PROMPT 1: Quote from the listing below every line between the line holding "dimension h top: dimension" and the line holding "arrowhead h left bottom: [186, 243, 190, 252]", inclusive.

Rocky Rocky - 4 months ago 8
PHP Question

Using PHP DOM want to show all string as a output


Here, is my html string in $data variable in php, and that string
have some text like
<140/90 mmHg OR <130/80 mmHg
this line not
showing when i run this code using PHP
DOMDocument
because when coming less-than & grater-than signs its problematic.


<?php
$data = 'THE CORRECT ANSWER IS C.
<p>Choice A Lorem Ipsum is simply dummy text of the printing and typesetting industry. Lorem Ipsum has been the industrys standard dummy text ever since the 1500s</p>
<p></p>
<p>Choice B Lorem Ipsum is simply dummy text of the printing and typesetting industry. Lorem Ipsum has been the industrys standard dummy text ever since the 1500s</p>
<p>Choice D Lorem Ipsum is simply dummy text of the printing and typesetting industry. Lorem Ipsum has been the industrys standard dummy text ever since the 1500s</p>
<p></p>
<p>Choice E simply dummy text of the printing and typesetting industry.</p>
<p></p>
<p><br>THIS IS MY MAIN TITLE IN CAPS<br>This my sub title.</p>
<p><br>TEST ABC: Lorem Ipsum is simply dummy text of the printing and typesetting industry.</p>
<p>1) It is a long established fact <140/90 mmHg OR <130/80 mmHg making it look like readable English will uncover many web sites still in their infancy.

DATA ROWS:

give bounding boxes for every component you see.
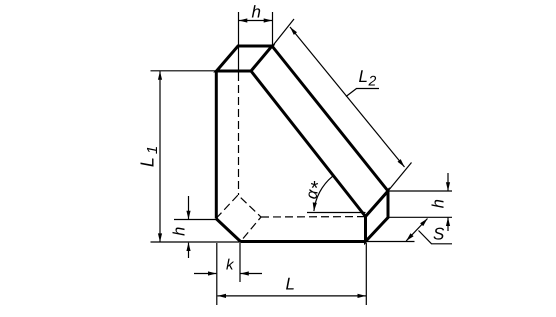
dimension h top: dimension line: [239, 20, 272, 22]
arrowhead h top left: [239, 18, 248, 22]
bottom-left chamfer edge: [216, 219, 241, 242]
bottom edge: [241, 240, 367, 243]
dimension L2: extension line upper: [273, 19, 295, 46]
dimension k: arrow stems: [194, 273, 216, 275]
hidden edge dashed horizontal to right vertex: [261, 216, 366, 218]
dimension h left: extension line: [174, 219, 216, 221]
top chamfer face outline: [217, 46, 273, 71]
arrowhead L2 upper: [290, 27, 297, 35]
arrowhead L1 bottom: [158, 233, 162, 242]
arrowhead h left bottom: [186, 243, 190, 252]
bottom edge extension right: [366, 241, 415, 243]
hidden edge dashed vertical axis: [238, 73, 240, 195]
inner hypotenuse edge: [251, 71, 366, 217]
dimension L1: extension line top: [151, 70, 217, 72]
arrowhead h right top: [446, 182, 450, 191]
arrowhead h left top: [186, 211, 190, 220]
svg-text:*: *: [310, 178, 319, 200]
dimension k: extension line right: [239, 243, 241, 282]
dimension L2: leader and shelf: [346, 89, 379, 97]
arrowhead h right bottom: [446, 218, 450, 227]
outer hypotenuse edge: [272, 46, 388, 191]
dimension h right: arrow stems: [447, 173, 449, 191]
dimension k: extension line left: [216, 243, 218, 305]
arrowhead L right: [358, 294, 367, 298]
arrowhead k left: [208, 271, 217, 275]
angle alpha arc: [314, 176, 333, 211]
arrowhead L left: [218, 294, 227, 298]
svg-text:h: h: [252, 2, 261, 21]
arrowhead h top right: [264, 18, 273, 22]
svg-text:L: L: [286, 274, 295, 293]
arrowhead L2 lower: [398, 159, 405, 167]
arrowhead S upper: [420, 219, 427, 227]
arrowhead angle arc: [313, 202, 317, 211]
arrowhead S lower: [406, 233, 413, 241]
dimension h left: arrow stems: [188, 196, 190, 219]
dimension L: dimension line: [218, 295, 367, 297]
dimension h right: extension line top: [388, 190, 452, 192]
right end face outline: [366, 191, 389, 242]
angle base thin line: [307, 212, 366, 214]
dimension h top: extension line right: [272, 12, 274, 46]
svg-text:S: S: [433, 224, 445, 243]
svg-text:h: h: [170, 227, 188, 236]
dimension h right: extension line bottom: [388, 216, 452, 218]
thickness S: leader and shelf: [419, 231, 453, 244]
dimension L: extension line right: [365, 243, 367, 305]
hidden square cross-section (diamond) dashed sides: [216, 195, 261, 242]
arrowhead L1 top: [158, 71, 162, 80]
thickness S: double arrow line: [406, 219, 427, 241]
svg-text:h: h: [429, 199, 447, 208]
dimension L2: extension line lower: [388, 163, 412, 192]
dimension L1: extension line bottom (long): [151, 241, 242, 243]
dimension L1: dimension line: [159, 71, 161, 242]
dimension L2: dimension line: [290, 27, 405, 167]
dimension h top: extension line left: [238, 12, 240, 73]
arrowhead k right: [240, 271, 249, 275]
left edge: [215, 71, 218, 219]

PROMPT 2: Print the portion of the PHP DOMDocument question between "Rocky Rocky - 4" and "signs its problematic.", inclusive, without any change.

TASK SOLUTION 1:
dimension h top: dimension line: [239, 20, 272, 22]
arrowhead h top left: [239, 18, 248, 22]
bottom-left chamfer edge: [216, 219, 241, 242]
bottom edge: [241, 240, 367, 243]
dimension L2: extension line upper: [273, 19, 295, 46]
dimension k: arrow stems: [194, 273, 216, 275]
hidden edge dashed horizontal to right vertex: [261, 216, 366, 218]
dimension h left: extension line: [174, 219, 216, 221]
top chamfer face outline: [217, 46, 273, 71]
arrowhead L2 upper: [290, 27, 297, 35]
arrowhead L1 bottom: [158, 233, 162, 242]
arrowhead h left bottom: [186, 243, 190, 252]

TASK SOLUTION 2:
Rocky Rocky - 4 months ago 8
PHP Question

Using PHP DOM want to show all string as a output


Here, is my html string in $data variable in php, and that string
have some text like
<140/90 mmHg OR <130/80 mmHg
this line not
showing when i run this code using PHP
DOMDocument
because when coming less-than & grater-than signs its problematic.